Lines containing the word "source" need to be counted. Please reply with how many there are, and nothing else.

━━━ DATA EXCERPTS

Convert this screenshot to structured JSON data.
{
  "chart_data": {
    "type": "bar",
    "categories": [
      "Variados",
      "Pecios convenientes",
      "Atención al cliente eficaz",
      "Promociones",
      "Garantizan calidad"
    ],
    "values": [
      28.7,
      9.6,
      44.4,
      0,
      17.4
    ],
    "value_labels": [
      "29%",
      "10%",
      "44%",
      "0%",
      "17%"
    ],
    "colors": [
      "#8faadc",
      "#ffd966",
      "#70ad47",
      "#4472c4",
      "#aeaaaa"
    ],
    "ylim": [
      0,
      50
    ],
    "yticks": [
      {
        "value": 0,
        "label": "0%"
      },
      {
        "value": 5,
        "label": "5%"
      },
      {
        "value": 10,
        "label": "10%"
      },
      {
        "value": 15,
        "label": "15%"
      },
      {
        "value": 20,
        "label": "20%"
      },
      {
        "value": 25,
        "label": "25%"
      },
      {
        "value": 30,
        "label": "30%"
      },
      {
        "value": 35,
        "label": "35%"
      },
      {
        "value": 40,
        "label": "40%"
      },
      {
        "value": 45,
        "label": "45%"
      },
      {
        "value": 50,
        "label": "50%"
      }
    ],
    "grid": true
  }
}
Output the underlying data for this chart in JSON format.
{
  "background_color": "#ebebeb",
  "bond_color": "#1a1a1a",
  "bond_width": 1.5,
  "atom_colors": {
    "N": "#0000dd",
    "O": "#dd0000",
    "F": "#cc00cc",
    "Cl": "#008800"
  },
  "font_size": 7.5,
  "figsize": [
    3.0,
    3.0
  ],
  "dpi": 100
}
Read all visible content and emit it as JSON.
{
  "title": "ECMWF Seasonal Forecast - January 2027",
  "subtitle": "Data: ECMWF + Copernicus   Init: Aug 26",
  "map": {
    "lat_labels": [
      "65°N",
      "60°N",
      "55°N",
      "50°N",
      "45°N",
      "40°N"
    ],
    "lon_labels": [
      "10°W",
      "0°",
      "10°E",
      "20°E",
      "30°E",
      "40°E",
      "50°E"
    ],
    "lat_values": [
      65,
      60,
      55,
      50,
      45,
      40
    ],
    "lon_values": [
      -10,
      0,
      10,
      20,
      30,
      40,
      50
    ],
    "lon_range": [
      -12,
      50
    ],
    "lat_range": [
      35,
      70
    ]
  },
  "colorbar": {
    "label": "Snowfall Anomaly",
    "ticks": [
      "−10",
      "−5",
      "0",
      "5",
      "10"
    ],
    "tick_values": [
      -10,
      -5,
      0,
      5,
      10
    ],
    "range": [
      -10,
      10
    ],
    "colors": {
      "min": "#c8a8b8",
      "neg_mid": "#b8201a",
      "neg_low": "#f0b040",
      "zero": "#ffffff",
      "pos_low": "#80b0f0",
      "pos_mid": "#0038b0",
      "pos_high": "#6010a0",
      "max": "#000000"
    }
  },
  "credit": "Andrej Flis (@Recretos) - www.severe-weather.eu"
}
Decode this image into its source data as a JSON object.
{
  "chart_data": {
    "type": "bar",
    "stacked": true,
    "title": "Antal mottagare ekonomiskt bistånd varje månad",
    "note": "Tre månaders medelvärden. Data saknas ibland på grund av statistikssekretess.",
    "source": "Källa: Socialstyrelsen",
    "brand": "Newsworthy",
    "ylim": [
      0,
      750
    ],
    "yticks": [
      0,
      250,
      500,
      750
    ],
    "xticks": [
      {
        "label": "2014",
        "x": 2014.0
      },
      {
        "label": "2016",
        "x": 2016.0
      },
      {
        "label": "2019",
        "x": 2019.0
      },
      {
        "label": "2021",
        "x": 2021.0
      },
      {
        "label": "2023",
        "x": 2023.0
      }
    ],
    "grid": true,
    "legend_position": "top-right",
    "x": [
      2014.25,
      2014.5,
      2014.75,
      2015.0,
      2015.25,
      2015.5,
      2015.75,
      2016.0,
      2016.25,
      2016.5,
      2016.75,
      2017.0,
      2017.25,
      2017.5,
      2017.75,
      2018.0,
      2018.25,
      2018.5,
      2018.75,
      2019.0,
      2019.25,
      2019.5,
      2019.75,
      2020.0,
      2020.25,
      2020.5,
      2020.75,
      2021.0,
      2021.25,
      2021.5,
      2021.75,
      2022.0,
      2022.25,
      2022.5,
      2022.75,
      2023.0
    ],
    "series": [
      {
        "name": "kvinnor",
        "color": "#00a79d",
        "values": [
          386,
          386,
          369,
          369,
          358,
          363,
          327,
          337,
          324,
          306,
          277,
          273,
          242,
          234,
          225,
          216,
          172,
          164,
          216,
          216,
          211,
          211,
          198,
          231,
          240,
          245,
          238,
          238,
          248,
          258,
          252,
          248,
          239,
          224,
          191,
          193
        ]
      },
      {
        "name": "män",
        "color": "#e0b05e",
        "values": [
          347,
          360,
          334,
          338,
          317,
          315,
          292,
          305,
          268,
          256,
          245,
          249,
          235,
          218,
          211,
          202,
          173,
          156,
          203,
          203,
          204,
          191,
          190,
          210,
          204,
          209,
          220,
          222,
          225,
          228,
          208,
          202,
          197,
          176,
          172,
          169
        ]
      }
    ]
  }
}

━━━━━━

#### COMPLETE OUTPUT:
2